Task statement:
Identify each line containing the word "Score" and copy it.

Figure record listings:
####

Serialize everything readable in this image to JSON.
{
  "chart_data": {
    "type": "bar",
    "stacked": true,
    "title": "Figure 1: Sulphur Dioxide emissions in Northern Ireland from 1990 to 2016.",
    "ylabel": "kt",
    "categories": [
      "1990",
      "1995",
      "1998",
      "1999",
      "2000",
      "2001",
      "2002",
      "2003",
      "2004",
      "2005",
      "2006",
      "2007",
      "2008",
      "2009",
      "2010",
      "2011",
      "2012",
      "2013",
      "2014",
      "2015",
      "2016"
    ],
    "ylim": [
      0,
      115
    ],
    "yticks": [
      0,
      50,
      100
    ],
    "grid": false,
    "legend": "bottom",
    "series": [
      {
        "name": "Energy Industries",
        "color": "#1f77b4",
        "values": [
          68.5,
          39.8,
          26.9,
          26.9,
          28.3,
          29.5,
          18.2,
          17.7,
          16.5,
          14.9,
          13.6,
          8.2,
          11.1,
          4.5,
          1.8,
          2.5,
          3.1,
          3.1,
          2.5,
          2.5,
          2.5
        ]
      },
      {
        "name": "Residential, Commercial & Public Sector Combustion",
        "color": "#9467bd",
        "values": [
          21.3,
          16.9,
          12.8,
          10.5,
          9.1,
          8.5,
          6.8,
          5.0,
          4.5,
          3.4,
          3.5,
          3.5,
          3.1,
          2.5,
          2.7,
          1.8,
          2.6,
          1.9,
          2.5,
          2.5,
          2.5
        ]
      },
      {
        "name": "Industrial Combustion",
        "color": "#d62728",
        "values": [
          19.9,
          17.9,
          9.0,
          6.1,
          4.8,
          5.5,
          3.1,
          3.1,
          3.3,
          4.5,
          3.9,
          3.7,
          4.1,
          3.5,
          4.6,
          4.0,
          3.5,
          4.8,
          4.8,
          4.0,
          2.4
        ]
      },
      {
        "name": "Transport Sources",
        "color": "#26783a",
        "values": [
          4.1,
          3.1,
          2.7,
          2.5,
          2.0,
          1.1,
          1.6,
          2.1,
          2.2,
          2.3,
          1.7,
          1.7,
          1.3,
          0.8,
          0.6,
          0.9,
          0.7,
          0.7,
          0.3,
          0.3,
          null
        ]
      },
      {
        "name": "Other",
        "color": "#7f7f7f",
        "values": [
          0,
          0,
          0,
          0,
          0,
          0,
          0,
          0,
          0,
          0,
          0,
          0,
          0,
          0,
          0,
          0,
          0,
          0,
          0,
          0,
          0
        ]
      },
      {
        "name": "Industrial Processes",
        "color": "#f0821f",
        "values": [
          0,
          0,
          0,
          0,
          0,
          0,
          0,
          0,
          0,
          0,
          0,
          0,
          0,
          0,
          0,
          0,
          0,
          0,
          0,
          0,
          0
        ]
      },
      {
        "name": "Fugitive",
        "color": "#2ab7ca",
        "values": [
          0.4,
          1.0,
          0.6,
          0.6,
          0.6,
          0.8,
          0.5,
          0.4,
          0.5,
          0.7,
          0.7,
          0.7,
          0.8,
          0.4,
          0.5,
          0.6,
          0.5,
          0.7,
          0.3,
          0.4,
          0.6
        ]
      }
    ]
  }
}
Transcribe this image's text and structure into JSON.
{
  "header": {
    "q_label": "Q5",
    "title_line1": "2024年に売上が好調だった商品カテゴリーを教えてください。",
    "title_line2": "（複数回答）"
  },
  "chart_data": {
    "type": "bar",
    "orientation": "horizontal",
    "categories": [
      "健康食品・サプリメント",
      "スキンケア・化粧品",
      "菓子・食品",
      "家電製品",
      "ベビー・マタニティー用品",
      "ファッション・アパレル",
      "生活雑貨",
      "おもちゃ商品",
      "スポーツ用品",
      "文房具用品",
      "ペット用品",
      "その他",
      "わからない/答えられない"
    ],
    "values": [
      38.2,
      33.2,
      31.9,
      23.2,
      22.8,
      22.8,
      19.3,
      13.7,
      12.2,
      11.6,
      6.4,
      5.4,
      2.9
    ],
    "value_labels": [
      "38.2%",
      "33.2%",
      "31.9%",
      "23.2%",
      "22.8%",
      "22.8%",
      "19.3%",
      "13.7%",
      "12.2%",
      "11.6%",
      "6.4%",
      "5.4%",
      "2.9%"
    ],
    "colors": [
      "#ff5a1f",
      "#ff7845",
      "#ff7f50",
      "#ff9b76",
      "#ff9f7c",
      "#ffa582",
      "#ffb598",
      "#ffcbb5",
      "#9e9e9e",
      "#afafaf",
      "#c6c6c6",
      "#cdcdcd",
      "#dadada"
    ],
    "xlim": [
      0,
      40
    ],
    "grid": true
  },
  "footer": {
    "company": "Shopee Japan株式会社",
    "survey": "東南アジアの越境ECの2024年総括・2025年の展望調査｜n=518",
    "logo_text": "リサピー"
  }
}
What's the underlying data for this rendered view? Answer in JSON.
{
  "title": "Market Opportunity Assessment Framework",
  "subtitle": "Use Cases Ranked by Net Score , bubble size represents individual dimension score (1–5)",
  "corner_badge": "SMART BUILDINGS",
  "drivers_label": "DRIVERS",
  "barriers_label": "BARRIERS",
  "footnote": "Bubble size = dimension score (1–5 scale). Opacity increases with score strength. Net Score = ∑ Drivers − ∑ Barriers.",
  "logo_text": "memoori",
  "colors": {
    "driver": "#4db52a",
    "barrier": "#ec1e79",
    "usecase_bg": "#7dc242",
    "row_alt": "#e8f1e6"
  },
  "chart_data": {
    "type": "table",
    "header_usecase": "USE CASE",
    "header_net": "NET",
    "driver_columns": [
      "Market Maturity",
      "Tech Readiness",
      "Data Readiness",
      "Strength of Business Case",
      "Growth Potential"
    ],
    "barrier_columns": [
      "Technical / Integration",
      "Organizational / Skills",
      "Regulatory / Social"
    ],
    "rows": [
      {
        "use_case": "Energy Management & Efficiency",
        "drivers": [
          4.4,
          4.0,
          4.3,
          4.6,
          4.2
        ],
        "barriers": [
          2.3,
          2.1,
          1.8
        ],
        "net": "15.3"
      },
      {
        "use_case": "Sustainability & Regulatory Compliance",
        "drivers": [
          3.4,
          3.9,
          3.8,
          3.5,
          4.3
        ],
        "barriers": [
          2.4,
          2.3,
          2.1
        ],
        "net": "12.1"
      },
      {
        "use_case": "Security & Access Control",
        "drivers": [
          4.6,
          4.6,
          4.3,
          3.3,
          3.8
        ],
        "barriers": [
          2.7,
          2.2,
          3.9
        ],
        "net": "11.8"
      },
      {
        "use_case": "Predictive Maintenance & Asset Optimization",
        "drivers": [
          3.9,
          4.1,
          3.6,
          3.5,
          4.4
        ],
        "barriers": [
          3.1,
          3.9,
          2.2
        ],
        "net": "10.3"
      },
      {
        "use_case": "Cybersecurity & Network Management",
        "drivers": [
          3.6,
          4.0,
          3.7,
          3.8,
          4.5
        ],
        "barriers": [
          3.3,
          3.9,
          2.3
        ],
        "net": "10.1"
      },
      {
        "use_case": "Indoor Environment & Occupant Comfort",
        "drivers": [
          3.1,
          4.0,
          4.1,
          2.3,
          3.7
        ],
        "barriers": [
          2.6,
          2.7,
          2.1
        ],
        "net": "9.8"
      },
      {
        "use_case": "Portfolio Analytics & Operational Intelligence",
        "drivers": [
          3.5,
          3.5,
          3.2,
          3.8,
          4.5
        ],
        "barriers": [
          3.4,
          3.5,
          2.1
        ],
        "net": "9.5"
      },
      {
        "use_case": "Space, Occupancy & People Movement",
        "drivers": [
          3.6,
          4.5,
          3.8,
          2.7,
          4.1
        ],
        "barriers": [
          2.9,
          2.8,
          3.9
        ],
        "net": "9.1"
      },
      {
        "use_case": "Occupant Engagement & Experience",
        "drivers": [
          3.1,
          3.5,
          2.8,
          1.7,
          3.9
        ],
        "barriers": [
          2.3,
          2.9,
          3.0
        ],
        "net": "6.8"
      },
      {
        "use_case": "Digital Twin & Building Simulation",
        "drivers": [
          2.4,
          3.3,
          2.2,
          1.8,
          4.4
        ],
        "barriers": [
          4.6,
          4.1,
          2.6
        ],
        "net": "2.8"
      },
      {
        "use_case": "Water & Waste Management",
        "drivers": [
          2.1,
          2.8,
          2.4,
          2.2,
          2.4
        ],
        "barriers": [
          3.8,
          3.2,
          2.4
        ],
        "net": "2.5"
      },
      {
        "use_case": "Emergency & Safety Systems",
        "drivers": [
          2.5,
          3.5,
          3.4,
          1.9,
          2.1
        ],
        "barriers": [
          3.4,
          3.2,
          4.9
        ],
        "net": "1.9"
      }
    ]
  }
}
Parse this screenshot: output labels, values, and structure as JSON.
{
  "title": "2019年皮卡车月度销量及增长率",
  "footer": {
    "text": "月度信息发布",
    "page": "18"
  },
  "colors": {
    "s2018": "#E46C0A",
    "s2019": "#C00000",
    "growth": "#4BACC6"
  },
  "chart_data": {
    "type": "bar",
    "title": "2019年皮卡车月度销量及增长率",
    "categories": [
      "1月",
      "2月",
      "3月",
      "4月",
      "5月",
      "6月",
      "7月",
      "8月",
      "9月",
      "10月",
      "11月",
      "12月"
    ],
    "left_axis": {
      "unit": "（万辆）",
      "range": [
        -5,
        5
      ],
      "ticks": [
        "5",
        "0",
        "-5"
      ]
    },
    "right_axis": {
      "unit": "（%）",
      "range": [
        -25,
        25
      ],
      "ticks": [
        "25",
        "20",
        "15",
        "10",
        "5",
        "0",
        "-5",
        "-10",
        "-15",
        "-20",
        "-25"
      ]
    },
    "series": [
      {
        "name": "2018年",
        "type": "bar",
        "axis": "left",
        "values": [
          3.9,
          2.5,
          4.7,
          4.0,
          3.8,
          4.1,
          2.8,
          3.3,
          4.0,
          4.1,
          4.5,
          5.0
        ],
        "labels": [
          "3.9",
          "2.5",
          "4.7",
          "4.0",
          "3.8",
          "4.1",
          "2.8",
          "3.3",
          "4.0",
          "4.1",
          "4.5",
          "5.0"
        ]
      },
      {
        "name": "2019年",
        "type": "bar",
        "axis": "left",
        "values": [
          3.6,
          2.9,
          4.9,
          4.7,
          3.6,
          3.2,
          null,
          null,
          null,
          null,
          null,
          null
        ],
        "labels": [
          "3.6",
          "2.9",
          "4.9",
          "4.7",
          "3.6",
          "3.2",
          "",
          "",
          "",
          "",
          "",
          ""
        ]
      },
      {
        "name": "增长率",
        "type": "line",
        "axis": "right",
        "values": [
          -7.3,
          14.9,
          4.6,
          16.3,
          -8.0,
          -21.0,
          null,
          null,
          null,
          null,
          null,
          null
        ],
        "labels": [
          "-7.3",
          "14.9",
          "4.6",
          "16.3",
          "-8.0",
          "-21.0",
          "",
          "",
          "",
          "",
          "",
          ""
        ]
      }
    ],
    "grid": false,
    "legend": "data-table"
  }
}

####

Response to this exercise:
  "subtitle": "Use Cases Ranked by Net Score , bubble size represents individual dimension score (1–5)",
  "footnote": "Bubble size = dimension score (1–5 scale). Opacity increases with score strength. Net Score = ∑ Drivers − ∑ Barriers.",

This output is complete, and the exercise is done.